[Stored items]
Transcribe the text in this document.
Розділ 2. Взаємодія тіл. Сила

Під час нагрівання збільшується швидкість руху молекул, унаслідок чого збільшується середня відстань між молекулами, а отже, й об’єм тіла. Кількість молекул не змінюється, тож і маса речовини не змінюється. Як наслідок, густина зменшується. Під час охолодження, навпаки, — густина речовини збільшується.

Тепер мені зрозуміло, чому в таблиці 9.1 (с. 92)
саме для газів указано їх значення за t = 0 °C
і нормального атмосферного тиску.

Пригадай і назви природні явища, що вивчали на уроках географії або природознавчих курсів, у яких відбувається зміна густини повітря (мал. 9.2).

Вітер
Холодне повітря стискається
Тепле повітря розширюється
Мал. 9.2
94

==

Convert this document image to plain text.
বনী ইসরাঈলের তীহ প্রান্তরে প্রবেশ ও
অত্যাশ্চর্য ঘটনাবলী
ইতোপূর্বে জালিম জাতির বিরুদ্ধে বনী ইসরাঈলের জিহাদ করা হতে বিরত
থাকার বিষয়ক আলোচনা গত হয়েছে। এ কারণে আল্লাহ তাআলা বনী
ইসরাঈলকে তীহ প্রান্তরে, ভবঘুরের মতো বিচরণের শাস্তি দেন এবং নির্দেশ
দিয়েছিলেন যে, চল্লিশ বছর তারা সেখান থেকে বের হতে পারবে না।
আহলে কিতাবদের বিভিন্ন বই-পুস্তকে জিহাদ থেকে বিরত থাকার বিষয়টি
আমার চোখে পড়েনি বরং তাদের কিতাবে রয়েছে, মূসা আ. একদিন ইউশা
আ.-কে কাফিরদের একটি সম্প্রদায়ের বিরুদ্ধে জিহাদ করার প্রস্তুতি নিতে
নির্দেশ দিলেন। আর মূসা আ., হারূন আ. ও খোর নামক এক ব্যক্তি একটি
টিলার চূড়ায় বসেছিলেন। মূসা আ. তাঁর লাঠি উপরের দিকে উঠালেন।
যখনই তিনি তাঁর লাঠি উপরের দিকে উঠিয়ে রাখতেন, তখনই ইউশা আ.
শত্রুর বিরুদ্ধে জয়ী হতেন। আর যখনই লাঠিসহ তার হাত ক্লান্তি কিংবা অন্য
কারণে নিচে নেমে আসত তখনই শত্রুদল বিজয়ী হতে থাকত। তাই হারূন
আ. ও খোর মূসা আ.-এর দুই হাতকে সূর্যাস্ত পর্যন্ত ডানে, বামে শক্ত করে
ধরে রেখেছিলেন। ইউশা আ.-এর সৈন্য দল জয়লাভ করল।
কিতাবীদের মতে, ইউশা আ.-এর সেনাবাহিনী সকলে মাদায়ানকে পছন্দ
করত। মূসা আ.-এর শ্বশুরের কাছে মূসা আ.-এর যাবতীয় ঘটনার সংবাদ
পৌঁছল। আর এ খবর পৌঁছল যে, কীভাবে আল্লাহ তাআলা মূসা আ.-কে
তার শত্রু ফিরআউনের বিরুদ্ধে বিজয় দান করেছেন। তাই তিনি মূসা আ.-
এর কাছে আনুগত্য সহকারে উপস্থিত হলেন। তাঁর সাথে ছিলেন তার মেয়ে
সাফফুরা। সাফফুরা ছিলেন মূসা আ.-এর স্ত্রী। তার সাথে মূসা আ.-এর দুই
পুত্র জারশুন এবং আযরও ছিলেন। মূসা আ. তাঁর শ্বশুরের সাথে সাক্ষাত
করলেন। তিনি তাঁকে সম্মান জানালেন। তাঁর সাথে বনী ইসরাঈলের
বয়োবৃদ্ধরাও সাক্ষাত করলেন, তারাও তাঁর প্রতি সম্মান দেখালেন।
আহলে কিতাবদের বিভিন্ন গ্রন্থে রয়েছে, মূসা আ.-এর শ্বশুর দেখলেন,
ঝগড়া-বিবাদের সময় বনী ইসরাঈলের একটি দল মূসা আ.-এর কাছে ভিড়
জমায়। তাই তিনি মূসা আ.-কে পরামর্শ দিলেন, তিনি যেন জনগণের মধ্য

--

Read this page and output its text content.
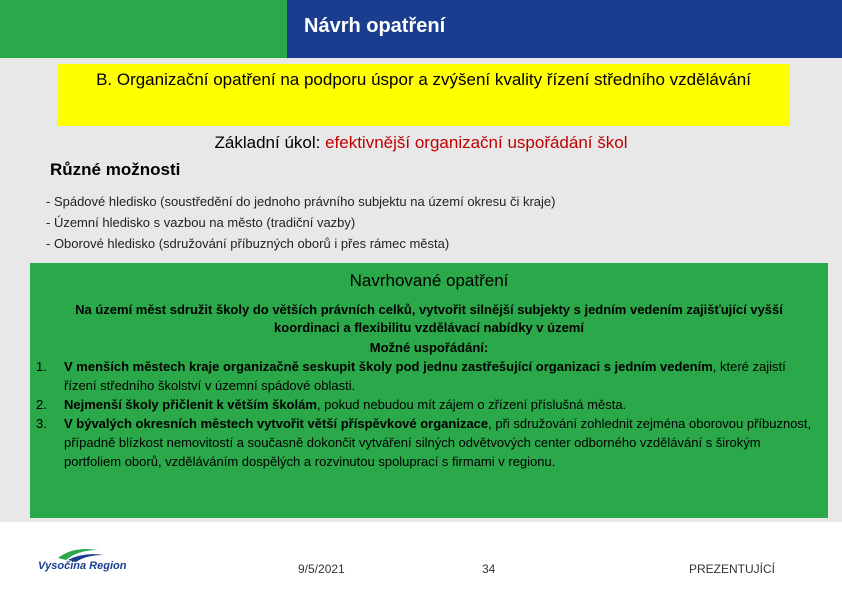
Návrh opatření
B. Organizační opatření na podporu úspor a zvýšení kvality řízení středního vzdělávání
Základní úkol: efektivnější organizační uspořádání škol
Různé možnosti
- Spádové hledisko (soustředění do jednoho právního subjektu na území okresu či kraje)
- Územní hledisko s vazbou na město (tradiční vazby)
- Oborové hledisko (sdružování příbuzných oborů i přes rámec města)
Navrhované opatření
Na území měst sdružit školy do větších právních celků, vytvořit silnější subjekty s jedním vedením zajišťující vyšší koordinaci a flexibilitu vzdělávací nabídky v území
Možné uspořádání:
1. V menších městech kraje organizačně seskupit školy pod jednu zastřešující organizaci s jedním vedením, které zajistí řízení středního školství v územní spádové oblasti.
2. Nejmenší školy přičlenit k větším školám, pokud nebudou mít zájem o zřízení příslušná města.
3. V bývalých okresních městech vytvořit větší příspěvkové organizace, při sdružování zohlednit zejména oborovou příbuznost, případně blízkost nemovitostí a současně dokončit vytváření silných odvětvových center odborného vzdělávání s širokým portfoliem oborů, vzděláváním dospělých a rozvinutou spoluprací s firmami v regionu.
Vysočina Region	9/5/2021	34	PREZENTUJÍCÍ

(Exercise objective):
Count up the lines in the listing that hold the word "opatření", and give that number only.

(Full response):
3